Exercise aim:
Copy out every row below with "box coordinates" substituted for "bounding boxes", keeping all other text unchanged.

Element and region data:
☆ ☆ ☆ ☆
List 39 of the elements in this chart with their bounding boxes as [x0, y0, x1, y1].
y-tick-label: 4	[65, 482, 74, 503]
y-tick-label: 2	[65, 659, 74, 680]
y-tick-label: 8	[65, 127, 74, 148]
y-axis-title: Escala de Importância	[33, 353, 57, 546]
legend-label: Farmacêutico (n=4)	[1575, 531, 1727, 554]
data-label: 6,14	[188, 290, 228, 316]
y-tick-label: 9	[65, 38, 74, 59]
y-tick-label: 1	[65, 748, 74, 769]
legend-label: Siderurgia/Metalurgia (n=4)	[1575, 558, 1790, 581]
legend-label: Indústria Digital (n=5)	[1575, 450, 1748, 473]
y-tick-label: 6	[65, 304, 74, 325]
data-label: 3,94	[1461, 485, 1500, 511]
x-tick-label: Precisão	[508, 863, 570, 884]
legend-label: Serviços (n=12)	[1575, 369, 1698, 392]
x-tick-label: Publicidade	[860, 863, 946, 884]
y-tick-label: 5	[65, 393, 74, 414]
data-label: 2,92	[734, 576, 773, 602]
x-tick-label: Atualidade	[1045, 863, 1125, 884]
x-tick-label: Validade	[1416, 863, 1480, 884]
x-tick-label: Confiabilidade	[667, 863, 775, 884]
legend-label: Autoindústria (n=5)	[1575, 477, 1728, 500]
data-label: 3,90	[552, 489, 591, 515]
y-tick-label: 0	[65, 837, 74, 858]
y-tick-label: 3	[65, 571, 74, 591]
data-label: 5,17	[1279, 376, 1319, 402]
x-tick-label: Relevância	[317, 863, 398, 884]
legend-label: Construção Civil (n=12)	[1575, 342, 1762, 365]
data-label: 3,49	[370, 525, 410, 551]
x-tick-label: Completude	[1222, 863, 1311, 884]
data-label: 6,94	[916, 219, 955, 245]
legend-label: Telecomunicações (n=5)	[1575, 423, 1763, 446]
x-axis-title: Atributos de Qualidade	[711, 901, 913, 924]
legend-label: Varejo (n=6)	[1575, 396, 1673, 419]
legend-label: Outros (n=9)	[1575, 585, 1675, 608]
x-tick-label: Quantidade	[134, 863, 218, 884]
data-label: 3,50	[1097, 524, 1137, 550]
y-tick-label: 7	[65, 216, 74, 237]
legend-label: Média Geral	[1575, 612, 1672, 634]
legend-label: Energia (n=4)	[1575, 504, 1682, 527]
☆ ☆ ☆ ☆
Response below:
List 39 of the elements in this chart with their box coordinates as [x0, y0, x1, y1].
y-tick-label: 4	[65, 482, 74, 503]
y-tick-label: 2	[65, 659, 74, 680]
y-tick-label: 8	[65, 127, 74, 148]
y-axis-title: Escala de Importância	[33, 353, 57, 546]
legend-label: Farmacêutico (n=4)	[1575, 531, 1727, 554]
data-label: 6,14	[188, 290, 228, 316]
y-tick-label: 9	[65, 38, 74, 59]
y-tick-label: 1	[65, 748, 74, 769]
legend-label: Siderurgia/Metalurgia (n=4)	[1575, 558, 1790, 581]
legend-label: Indústria Digital (n=5)	[1575, 450, 1748, 473]
y-tick-label: 6	[65, 304, 74, 325]
data-label: 3,94	[1461, 485, 1500, 511]
x-tick-label: Precisão	[508, 863, 570, 884]
legend-label: Serviços (n=12)	[1575, 369, 1698, 392]
x-tick-label: Publicidade	[860, 863, 946, 884]
y-tick-label: 5	[65, 393, 74, 414]
data-label: 2,92	[734, 576, 773, 602]
x-tick-label: Atualidade	[1045, 863, 1125, 884]
x-tick-label: Validade	[1416, 863, 1480, 884]
x-tick-label: Confiabilidade	[667, 863, 775, 884]
legend-label: Autoindústria (n=5)	[1575, 477, 1728, 500]
data-label: 3,90	[552, 489, 591, 515]
y-tick-label: 0	[65, 837, 74, 858]
y-tick-label: 3	[65, 571, 74, 591]
data-label: 5,17	[1279, 376, 1319, 402]
x-tick-label: Relevância	[317, 863, 398, 884]
legend-label: Construção Civil (n=12)	[1575, 342, 1762, 365]
data-label: 3,49	[370, 525, 410, 551]
x-tick-label: Completude	[1222, 863, 1311, 884]
data-label: 6,94	[916, 219, 955, 245]
legend-label: Telecomunicações (n=5)	[1575, 423, 1763, 446]
x-axis-title: Atributos de Qualidade	[711, 901, 913, 924]
legend-label: Varejo (n=6)	[1575, 396, 1673, 419]
legend-label: Outros (n=9)	[1575, 585, 1675, 608]
x-tick-label: Quantidade	[134, 863, 218, 884]
data-label: 3,50	[1097, 524, 1137, 550]
y-tick-label: 7	[65, 216, 74, 237]
legend-label: Média Geral	[1575, 612, 1672, 634]
legend-label: Energia (n=4)	[1575, 504, 1682, 527]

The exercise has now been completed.